- **Do this**
Search the material for the word "object" and copy each line that holds it.

- **Exercise materials**
:::

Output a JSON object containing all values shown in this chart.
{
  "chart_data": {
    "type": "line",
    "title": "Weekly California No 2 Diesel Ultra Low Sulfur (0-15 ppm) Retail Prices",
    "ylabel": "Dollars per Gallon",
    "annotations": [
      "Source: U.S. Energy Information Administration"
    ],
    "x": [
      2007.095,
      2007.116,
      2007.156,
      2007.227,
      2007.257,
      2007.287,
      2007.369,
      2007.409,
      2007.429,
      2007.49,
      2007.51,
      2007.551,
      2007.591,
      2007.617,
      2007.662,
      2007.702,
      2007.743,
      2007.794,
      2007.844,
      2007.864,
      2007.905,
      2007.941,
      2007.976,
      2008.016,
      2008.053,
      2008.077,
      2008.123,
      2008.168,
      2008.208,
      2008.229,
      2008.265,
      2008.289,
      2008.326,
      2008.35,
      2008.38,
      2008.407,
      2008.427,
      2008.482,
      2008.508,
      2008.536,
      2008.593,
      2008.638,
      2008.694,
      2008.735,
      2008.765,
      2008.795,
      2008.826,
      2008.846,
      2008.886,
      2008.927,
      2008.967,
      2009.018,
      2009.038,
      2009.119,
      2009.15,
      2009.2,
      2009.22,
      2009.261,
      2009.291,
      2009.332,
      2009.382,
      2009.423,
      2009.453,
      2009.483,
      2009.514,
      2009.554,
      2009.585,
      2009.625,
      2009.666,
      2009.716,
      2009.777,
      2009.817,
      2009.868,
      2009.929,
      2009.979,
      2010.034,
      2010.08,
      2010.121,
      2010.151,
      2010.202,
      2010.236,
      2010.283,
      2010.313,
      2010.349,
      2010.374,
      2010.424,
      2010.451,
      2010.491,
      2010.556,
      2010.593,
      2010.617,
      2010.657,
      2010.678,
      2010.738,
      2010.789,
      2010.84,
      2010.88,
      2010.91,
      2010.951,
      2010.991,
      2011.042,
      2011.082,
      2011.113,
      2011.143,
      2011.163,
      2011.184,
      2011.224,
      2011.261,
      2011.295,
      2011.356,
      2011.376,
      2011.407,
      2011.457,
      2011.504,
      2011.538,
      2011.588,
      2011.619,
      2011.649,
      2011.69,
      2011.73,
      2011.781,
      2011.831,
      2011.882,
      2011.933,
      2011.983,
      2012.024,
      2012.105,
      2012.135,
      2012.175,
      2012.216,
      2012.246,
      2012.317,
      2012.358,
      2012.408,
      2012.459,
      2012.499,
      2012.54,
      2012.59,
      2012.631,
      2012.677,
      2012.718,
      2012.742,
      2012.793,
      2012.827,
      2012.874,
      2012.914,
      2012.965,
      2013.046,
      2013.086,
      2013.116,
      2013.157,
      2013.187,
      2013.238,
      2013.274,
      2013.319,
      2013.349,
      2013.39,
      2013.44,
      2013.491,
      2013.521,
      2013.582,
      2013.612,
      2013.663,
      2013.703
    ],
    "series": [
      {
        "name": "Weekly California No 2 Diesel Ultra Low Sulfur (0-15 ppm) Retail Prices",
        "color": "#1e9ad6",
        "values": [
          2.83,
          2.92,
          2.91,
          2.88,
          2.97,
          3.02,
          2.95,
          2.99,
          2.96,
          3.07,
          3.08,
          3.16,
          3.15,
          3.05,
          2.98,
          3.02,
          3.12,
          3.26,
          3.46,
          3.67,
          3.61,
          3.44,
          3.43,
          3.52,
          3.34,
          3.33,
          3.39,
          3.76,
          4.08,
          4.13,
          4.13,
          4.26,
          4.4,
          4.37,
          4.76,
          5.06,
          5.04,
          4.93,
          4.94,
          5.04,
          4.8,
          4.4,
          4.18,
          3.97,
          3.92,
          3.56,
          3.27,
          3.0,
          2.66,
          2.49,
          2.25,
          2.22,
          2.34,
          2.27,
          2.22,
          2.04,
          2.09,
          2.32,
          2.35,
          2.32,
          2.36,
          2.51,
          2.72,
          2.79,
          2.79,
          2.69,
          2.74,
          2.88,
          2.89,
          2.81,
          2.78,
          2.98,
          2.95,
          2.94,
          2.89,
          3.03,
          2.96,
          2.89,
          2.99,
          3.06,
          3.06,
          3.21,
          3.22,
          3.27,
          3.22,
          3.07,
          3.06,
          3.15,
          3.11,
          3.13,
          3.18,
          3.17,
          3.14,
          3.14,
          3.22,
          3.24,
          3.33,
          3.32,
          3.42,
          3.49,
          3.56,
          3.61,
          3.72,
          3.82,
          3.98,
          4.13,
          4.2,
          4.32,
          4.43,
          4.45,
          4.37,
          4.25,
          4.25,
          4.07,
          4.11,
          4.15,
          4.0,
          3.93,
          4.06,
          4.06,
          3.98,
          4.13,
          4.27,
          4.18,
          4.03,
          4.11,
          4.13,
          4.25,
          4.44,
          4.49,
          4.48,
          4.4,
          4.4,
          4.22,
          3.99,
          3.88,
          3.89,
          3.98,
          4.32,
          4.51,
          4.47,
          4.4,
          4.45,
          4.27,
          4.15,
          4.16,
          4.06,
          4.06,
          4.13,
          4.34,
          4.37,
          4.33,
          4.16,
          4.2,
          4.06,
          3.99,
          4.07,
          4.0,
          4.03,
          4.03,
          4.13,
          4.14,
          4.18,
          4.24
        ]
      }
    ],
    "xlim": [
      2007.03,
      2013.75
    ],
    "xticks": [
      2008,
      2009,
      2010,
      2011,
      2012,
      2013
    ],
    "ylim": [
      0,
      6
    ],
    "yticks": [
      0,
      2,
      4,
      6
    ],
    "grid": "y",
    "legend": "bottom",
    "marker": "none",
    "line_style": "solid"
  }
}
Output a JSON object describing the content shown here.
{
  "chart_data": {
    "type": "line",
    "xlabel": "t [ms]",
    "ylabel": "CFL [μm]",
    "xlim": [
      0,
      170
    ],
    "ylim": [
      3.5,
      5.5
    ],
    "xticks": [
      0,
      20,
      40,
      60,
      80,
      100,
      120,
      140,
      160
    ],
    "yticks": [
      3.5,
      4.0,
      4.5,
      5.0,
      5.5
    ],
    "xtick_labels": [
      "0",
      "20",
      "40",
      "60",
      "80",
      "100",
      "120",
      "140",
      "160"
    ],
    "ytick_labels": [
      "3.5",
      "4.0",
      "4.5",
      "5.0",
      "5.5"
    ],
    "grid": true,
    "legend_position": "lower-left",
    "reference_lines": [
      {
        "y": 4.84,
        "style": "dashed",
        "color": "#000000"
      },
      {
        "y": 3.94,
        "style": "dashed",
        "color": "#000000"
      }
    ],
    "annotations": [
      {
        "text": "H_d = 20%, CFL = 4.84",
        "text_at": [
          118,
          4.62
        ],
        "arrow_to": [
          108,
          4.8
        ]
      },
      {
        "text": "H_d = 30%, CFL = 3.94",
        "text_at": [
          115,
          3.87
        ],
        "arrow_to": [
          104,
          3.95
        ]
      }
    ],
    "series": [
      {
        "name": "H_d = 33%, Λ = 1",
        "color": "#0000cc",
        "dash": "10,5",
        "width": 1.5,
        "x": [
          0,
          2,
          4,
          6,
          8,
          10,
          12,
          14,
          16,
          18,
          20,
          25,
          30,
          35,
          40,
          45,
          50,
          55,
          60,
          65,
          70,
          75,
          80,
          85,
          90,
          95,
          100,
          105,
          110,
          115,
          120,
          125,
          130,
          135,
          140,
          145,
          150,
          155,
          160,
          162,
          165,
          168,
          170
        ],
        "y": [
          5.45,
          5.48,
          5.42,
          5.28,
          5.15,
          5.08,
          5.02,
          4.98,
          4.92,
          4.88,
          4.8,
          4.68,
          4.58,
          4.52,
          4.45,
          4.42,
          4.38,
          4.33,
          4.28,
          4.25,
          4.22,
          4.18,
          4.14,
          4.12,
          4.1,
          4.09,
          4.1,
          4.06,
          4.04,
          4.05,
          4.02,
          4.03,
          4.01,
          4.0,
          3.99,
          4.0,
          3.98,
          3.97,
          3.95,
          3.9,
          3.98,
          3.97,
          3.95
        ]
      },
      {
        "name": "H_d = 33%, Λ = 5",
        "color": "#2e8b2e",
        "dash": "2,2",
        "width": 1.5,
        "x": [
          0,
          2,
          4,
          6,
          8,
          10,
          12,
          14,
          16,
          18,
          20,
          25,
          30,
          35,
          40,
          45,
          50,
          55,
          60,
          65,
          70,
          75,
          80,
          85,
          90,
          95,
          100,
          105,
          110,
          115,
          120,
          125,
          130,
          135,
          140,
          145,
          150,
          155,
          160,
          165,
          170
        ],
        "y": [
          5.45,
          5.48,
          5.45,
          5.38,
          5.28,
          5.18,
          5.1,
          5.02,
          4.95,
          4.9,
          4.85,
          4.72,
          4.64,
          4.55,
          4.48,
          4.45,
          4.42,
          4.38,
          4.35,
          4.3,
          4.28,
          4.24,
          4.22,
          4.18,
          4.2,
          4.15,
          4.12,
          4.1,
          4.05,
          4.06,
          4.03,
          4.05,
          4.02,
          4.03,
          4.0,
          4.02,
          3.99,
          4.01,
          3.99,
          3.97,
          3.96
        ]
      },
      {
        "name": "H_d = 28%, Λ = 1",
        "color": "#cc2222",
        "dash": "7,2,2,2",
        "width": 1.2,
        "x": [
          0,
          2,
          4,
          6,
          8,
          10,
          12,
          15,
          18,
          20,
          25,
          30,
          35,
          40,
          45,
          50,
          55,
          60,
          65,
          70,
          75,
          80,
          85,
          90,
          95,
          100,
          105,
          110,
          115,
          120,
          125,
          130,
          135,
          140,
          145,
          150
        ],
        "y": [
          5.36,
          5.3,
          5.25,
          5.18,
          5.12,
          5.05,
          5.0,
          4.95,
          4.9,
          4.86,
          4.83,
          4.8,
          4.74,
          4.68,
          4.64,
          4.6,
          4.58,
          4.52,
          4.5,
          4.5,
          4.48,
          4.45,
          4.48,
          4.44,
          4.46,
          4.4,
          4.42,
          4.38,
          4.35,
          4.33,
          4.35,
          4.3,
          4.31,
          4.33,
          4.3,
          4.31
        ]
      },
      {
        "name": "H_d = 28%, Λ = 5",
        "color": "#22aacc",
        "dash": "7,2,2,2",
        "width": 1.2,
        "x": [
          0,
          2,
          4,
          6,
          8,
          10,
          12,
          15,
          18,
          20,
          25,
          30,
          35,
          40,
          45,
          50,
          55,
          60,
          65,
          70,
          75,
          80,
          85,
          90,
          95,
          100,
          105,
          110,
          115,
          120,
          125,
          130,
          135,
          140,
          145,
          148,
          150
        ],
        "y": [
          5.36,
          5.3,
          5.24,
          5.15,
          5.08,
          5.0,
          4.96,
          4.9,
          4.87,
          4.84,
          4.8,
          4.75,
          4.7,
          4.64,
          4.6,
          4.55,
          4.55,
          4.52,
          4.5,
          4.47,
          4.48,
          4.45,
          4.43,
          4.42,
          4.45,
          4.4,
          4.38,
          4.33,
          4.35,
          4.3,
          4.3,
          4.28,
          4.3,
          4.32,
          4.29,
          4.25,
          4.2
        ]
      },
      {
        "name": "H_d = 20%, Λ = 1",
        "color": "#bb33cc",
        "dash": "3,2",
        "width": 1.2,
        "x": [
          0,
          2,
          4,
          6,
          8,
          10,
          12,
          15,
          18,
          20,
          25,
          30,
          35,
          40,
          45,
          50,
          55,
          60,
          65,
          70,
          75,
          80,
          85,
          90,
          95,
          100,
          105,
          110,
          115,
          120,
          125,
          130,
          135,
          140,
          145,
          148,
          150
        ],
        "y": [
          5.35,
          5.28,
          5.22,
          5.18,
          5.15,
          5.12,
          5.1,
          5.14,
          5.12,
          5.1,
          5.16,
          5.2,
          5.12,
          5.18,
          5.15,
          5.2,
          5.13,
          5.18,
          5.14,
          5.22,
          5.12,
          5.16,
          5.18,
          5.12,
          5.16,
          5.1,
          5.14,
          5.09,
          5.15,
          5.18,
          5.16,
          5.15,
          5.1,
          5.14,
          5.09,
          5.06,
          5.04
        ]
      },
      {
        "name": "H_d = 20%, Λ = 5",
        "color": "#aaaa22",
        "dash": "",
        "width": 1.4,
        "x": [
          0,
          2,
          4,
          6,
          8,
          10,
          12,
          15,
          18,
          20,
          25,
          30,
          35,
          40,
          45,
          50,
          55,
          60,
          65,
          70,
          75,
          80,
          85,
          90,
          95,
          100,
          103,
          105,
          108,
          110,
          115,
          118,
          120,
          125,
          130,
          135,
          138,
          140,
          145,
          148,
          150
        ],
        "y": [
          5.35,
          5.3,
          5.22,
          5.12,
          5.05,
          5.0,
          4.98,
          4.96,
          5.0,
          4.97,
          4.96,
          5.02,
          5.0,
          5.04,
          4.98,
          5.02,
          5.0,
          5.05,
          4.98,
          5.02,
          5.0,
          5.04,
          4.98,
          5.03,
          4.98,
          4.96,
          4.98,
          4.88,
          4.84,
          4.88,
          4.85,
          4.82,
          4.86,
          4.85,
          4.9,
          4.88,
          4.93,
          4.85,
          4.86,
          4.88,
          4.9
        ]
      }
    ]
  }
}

:::

- **Answer for this exercise**
Output a JSON object containing all values shown in this chart.
Output a JSON object describing the content shown here.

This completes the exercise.